◆ **What to do**
Every line of the records must be repeated exactly; pictures stay out.

── Input rows

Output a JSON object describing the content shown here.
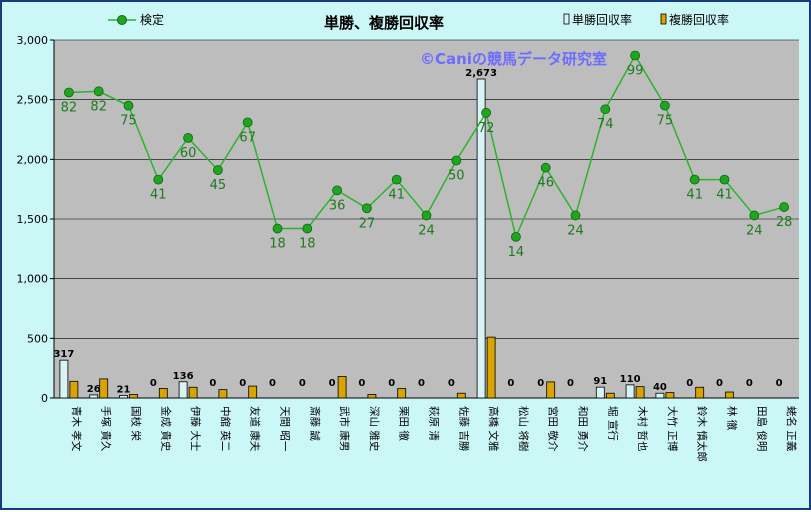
{
  "chart_data": {
    "type": "bar",
    "title": "単勝、複勝回収率",
    "watermark": "©Caniの競馬データ研究室",
    "ylim": [
      0,
      3000
    ],
    "yticks": [
      "0",
      "500",
      "1,000",
      "1,500",
      "2,000",
      "2,500",
      "3,000"
    ],
    "legend": [
      "検定",
      "単勝回収率",
      "複勝回収率"
    ],
    "categories": [
      "青木 孝文",
      "手塚 貴久",
      "国枝 栄",
      "金成 貴史",
      "伊藤 大士",
      "中舘 英二",
      "友道 康夫",
      "天間 昭一",
      "斎藤 誠",
      "武市 康男",
      "深山 雅史",
      "栗田 徹",
      "萩原 清",
      "佐藤 吉勝",
      "高橋 文雅",
      "松山 将樹",
      "宮田 敬介",
      "和田 勇介",
      "堀 宣行",
      "木村 哲也",
      "大竹 正博",
      "鈴木 慎太郎",
      "林 徹",
      "田島 俊明",
      "蛯名 正義"
    ],
    "series": [
      {
        "name": "単勝回収率",
        "values": [
          317,
          26,
          21,
          0,
          136,
          0,
          0,
          0,
          0,
          0,
          0,
          0,
          0,
          0,
          2673,
          0,
          0,
          0,
          91,
          110,
          40,
          0,
          0,
          0,
          0
        ],
        "labels": [
          "317",
          "26",
          "21",
          "0",
          "136",
          "0",
          "0",
          "0",
          "0",
          "0",
          "0",
          "0",
          "0",
          "0",
          "2,673",
          "0",
          "0",
          "0",
          "91",
          "110",
          "40",
          "0",
          "0",
          "0",
          "0"
        ],
        "color": "#d8f4f7"
      },
      {
        "name": "複勝回収率",
        "values": [
          140,
          160,
          30,
          80,
          90,
          70,
          100,
          0,
          0,
          180,
          30,
          80,
          0,
          40,
          510,
          0,
          135,
          0,
          40,
          95,
          45,
          90,
          50,
          0,
          0
        ],
        "color": "#d9a400"
      },
      {
        "name": "検定",
        "values": [
          2560,
          2570,
          2450,
          1830,
          2180,
          1910,
          2310,
          1420,
          1420,
          1740,
          1590,
          1830,
          1530,
          1990,
          2390,
          1350,
          1930,
          1530,
          2420,
          2870,
          2450,
          1830,
          1830,
          1530,
          1600
        ],
        "labels": [
          "82",
          "82",
          "75",
          "41",
          "60",
          "45",
          "67",
          "18",
          "18",
          "36",
          "27",
          "41",
          "24",
          "50",
          "72",
          "14",
          "46",
          "24",
          "74",
          "99",
          "75",
          "41",
          "41",
          "24",
          "28"
        ],
        "color": "#2db32d"
      }
    ]
  }
}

────

◆ **Output**
Output a JSON object describing the content shown here.
{
  "chart_data": {
    "type": "bar",
    "title": "単勝、複勝回収率",
    "watermark": "©Caniの競馬データ研究室",
    "ylim": [
      0,
      3000
    ],
    "yticks": [
      "0",
      "500",
      "1,000",
      "1,500",
      "2,000",
      "2,500",
      "3,000"
    ],
    "legend": [
      "検定",
      "単勝回収率",
      "複勝回収率"
    ],
    "categories": [
      "青木 孝文",
      "手塚 貴久",
      "国枝 栄",
      "金成 貴史",
      "伊藤 大士",
      "中舘 英二",
      "友道 康夫",
      "天間 昭一",
      "斎藤 誠",
      "武市 康男",
      "深山 雅史",
      "栗田 徹",
      "萩原 清",
      "佐藤 吉勝",
      "高橋 文雅",
      "松山 将樹",
      "宮田 敬介",
      "和田 勇介",
      "堀 宣行",
      "木村 哲也",
      "大竹 正博",
      "鈴木 慎太郎",
      "林 徹",
      "田島 俊明",
      "蛯名 正義"
    ],
    "series": [
      {
        "name": "単勝回収率",
        "values": [
          317,
          26,
          21,
          0,
          136,
          0,
          0,
          0,
          0,
          0,
          0,
          0,
          0,
          0,
          2673,
          0,
          0,
          0,
          91,
          110,
          40,
          0,
          0,
          0,
          0
        ],
        "labels": [
          "317",
          "26",
          "21",
          "0",
          "136",
          "0",
          "0",
          "0",
          "0",
          "0",
          "0",
          "0",
          "0",
          "0",
          "2,673",
          "0",
          "0",
          "0",
          "91",
          "110",
          "40",
          "0",
          "0",
          "0",
          "0"
        ],
        "color": "#d8f4f7"
      },
      {
        "name": "複勝回収率",
        "values": [
          140,
          160,
          30,
          80,
          90,
          70,
          100,
          0,
          0,
          180,
          30,
          80,
          0,
          40,
          510,
          0,
          135,
          0,
          40,
          95,
          45,
          90,
          50,
          0,
          0
        ],
        "color": "#d9a400"
      },
      {
        "name": "検定",
        "values": [
          2560,
          2570,
          2450,
          1830,
          2180,
          1910,
          2310,
          1420,
          1420,
          1740,
          1590,
          1830,
          1530,
          1990,
          2390,
          1350,
          1930,
          1530,
          2420,
          2870,
          2450,
          1830,
          1830,
          1530,
          1600
        ],
        "labels": [
          "82",
          "82",
          "75",
          "41",
          "60",
          "45",
          "67",
          "18",
          "18",
          "36",
          "27",
          "41",
          "24",
          "50",
          "72",
          "14",
          "46",
          "24",
          "74",
          "99",
          "75",
          "41",
          "41",
          "24",
          "28"
        ],
        "color": "#2db32d"
      }
    ]
  }
}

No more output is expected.